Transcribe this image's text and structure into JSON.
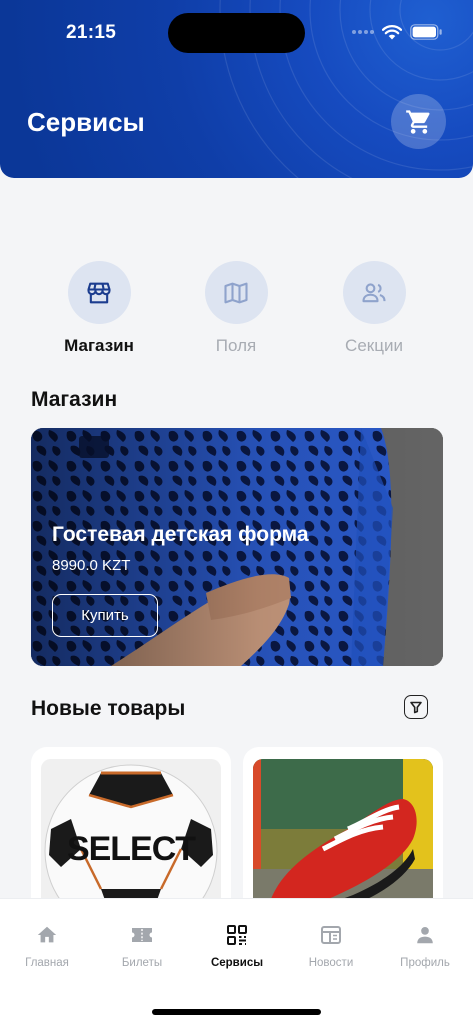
{
  "status_bar": {
    "time": "21:15"
  },
  "header": {
    "title": "Сервисы",
    "cart_icon": "cart-icon"
  },
  "categories": [
    {
      "label": "Магазин",
      "icon": "storefront-icon",
      "active": true
    },
    {
      "label": "Поля",
      "icon": "map-icon",
      "active": false
    },
    {
      "label": "Секции",
      "icon": "people-icon",
      "active": false
    }
  ],
  "shop": {
    "title": "Магазин",
    "banner": {
      "title": "Гостевая детская форма",
      "price": "8990.0 KZT",
      "button": "Купить"
    }
  },
  "new_products": {
    "title": "Новые товары",
    "filter_icon": "filter-icon",
    "items": [
      {
        "image": "soccer-ball-image",
        "brand_text": "SELECT"
      },
      {
        "image": "red-football-boot-image"
      }
    ]
  },
  "tabbar": {
    "items": [
      {
        "label": "Главная",
        "icon": "home-icon",
        "active": false
      },
      {
        "label": "Билеты",
        "icon": "ticket-icon",
        "active": false
      },
      {
        "label": "Сервисы",
        "icon": "grid-icon",
        "active": true
      },
      {
        "label": "Новости",
        "icon": "news-icon",
        "active": false
      },
      {
        "label": "Профиль",
        "icon": "profile-icon",
        "active": false
      }
    ]
  },
  "colors": {
    "header_blue": "#0f3ea8",
    "accent_blue": "#1c3d8f",
    "inactive_icon": "#8fa3cc",
    "inactive_text": "#a8acb3"
  }
}
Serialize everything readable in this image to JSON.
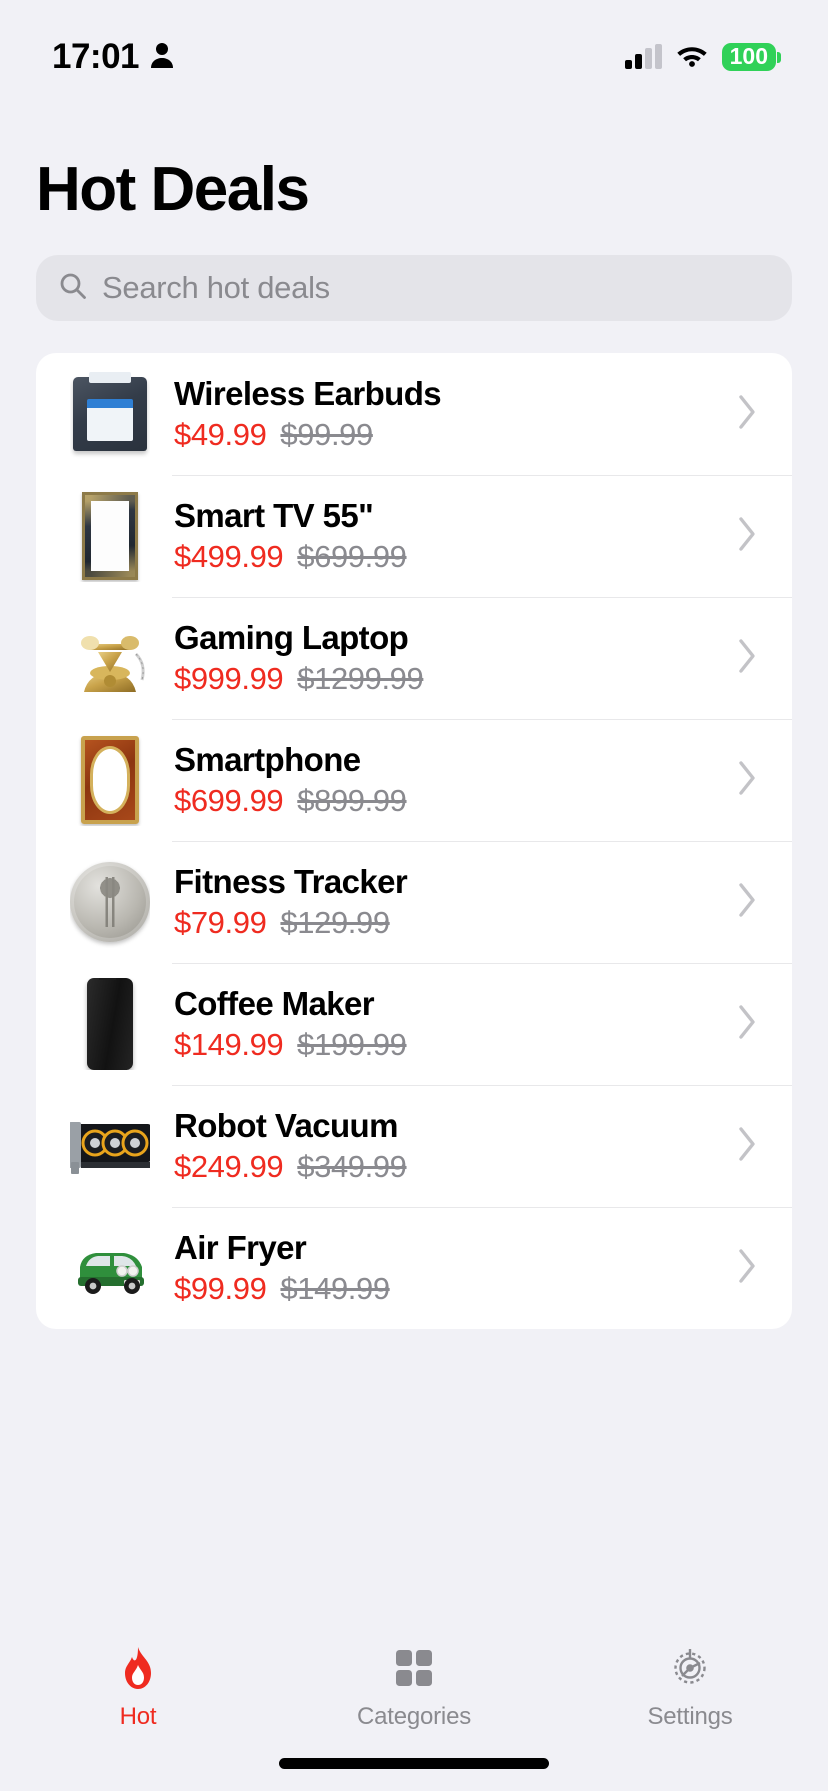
{
  "status_bar": {
    "time": "17:01",
    "person_icon": "person-icon",
    "signal_icon": "cellular-signal-icon",
    "wifi_icon": "wifi-icon",
    "battery_level": "100"
  },
  "header": {
    "title": "Hot Deals"
  },
  "search": {
    "icon": "search-icon",
    "placeholder": "Search hot deals",
    "value": ""
  },
  "deals": [
    {
      "name": "Wireless Earbuds",
      "sale_price": "$49.99",
      "original_price": "$99.99",
      "thumb": "art-device",
      "thumb_name": "product-thumbnail-wireless-earbuds"
    },
    {
      "name": "Smart TV 55\"",
      "sale_price": "$499.99",
      "original_price": "$699.99",
      "thumb": "art-frame-dark",
      "thumb_name": "product-thumbnail-smart-tv"
    },
    {
      "name": "Gaming Laptop",
      "sale_price": "$999.99",
      "original_price": "$1299.99",
      "thumb": "art-phone",
      "thumb_name": "product-thumbnail-gaming-laptop"
    },
    {
      "name": "Smartphone",
      "sale_price": "$699.99",
      "original_price": "$899.99",
      "thumb": "art-frame-red",
      "thumb_name": "product-thumbnail-smartphone"
    },
    {
      "name": "Fitness Tracker",
      "sale_price": "$79.99",
      "original_price": "$129.99",
      "thumb": "art-coin",
      "thumb_name": "product-thumbnail-fitness-tracker"
    },
    {
      "name": "Coffee Maker",
      "sale_price": "$149.99",
      "original_price": "$199.99",
      "thumb": "art-slab",
      "thumb_name": "product-thumbnail-coffee-maker"
    },
    {
      "name": "Robot Vacuum",
      "sale_price": "$249.99",
      "original_price": "$349.99",
      "thumb": "art-gpu",
      "thumb_name": "product-thumbnail-robot-vacuum"
    },
    {
      "name": "Air Fryer",
      "sale_price": "$99.99",
      "original_price": "$149.99",
      "thumb": "art-car",
      "thumb_name": "product-thumbnail-air-fryer"
    }
  ],
  "tabs": [
    {
      "label": "Hot",
      "icon": "flame-icon",
      "active": true
    },
    {
      "label": "Categories",
      "icon": "grid-icon",
      "active": false
    },
    {
      "label": "Settings",
      "icon": "gear-icon",
      "active": false
    }
  ],
  "colors": {
    "accent_red": "#ef2b20",
    "sale_price": "#ef2b20",
    "original_price": "#8a8a8f",
    "background": "#f1f1f6",
    "card": "#ffffff",
    "battery_green": "#30d158"
  }
}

_ _ _

▶ _What you need to do_
Each entry above is to be written out again unchanged, apart from the pictures, which are left out.

▶ _Answer for this exercise_
Transcribe this image's text and structure into JSON.
{
  "status_bar": {
    "time": "21:15"
  },
  "header": {
    "title": "Сервисы",
    "cart_icon": "cart-icon"
  },
  "categories": [
    {
      "label": "Магазин",
      "icon": "storefront-icon",
      "active": true
    },
    {
      "label": "Поля",
      "icon": "map-icon",
      "active": false
    },
    {
      "label": "Секции",
      "icon": "people-icon",
      "active": false
    }
  ],
  "shop": {
    "title": "Магазин",
    "banner": {
      "title": "Гостевая детская форма",
      "price": "8990.0 KZT",
      "button": "Купить"
    }
  },
  "new_products": {
    "title": "Новые товары",
    "filter_icon": "filter-icon",
    "items": [
      {
        "image": "soccer-ball-image",
        "brand_text": "SELECT"
      },
      {
        "image": "red-football-boot-image"
      }
    ]
  },
  "tabbar": {
    "items": [
      {
        "label": "Главная",
        "icon": "home-icon",
        "active": false
      },
      {
        "label": "Билеты",
        "icon": "ticket-icon",
        "active": false
      },
      {
        "label": "Сервисы",
        "icon": "grid-icon",
        "active": true
      },
      {
        "label": "Новости",
        "icon": "news-icon",
        "active": false
      },
      {
        "label": "Профиль",
        "icon": "profile-icon",
        "active": false
      }
    ]
  },
  "colors": {
    "header_blue": "#0f3ea8",
    "accent_blue": "#1c3d8f",
    "inactive_icon": "#8fa3cc",
    "inactive_text": "#a8acb3"
  }
}
Serialize everything readable in this image to JSON.
{
  "status_bar": {
    "time": "17:01",
    "person_icon": "person-icon",
    "signal_icon": "cellular-signal-icon",
    "wifi_icon": "wifi-icon",
    "battery_level": "100"
  },
  "header": {
    "title": "Hot Deals"
  },
  "search": {
    "icon": "search-icon",
    "placeholder": "Search hot deals",
    "value": ""
  },
  "deals": [
    {
      "name": "Wireless Earbuds",
      "sale_price": "$49.99",
      "original_price": "$99.99",
      "thumb": "art-device",
      "thumb_name": "product-thumbnail-wireless-earbuds"
    },
    {
      "name": "Smart TV 55\"",
      "sale_price": "$499.99",
      "original_price": "$699.99",
      "thumb": "art-frame-dark",
      "thumb_name": "product-thumbnail-smart-tv"
    },
    {
      "name": "Gaming Laptop",
      "sale_price": "$999.99",
      "original_price": "$1299.99",
      "thumb": "art-phone",
      "thumb_name": "product-thumbnail-gaming-laptop"
    },
    {
      "name": "Smartphone",
      "sale_price": "$699.99",
      "original_price": "$899.99",
      "thumb": "art-frame-red",
      "thumb_name": "product-thumbnail-smartphone"
    },
    {
      "name": "Fitness Tracker",
      "sale_price": "$79.99",
      "original_price": "$129.99",
      "thumb": "art-coin",
      "thumb_name": "product-thumbnail-fitness-tracker"
    },
    {
      "name": "Coffee Maker",
      "sale_price": "$149.99",
      "original_price": "$199.99",
      "thumb": "art-slab",
      "thumb_name": "product-thumbnail-coffee-maker"
    },
    {
      "name": "Robot Vacuum",
      "sale_price": "$249.99",
      "original_price": "$349.99",
      "thumb": "art-gpu",
      "thumb_name": "product-thumbnail-robot-vacuum"
    },
    {
      "name": "Air Fryer",
      "sale_price": "$99.99",
      "original_price": "$149.99",
      "thumb": "art-car",
      "thumb_name": "product-thumbnail-air-fryer"
    }
  ],
  "tabs": [
    {
      "label": "Hot",
      "icon": "flame-icon",
      "active": true
    },
    {
      "label": "Categories",
      "icon": "grid-icon",
      "active": false
    },
    {
      "label": "Settings",
      "icon": "gear-icon",
      "active": false
    }
  ],
  "colors": {
    "accent_red": "#ef2b20",
    "sale_price": "#ef2b20",
    "original_price": "#8a8a8f",
    "background": "#f1f1f6",
    "card": "#ffffff",
    "battery_green": "#30d158"
  }
}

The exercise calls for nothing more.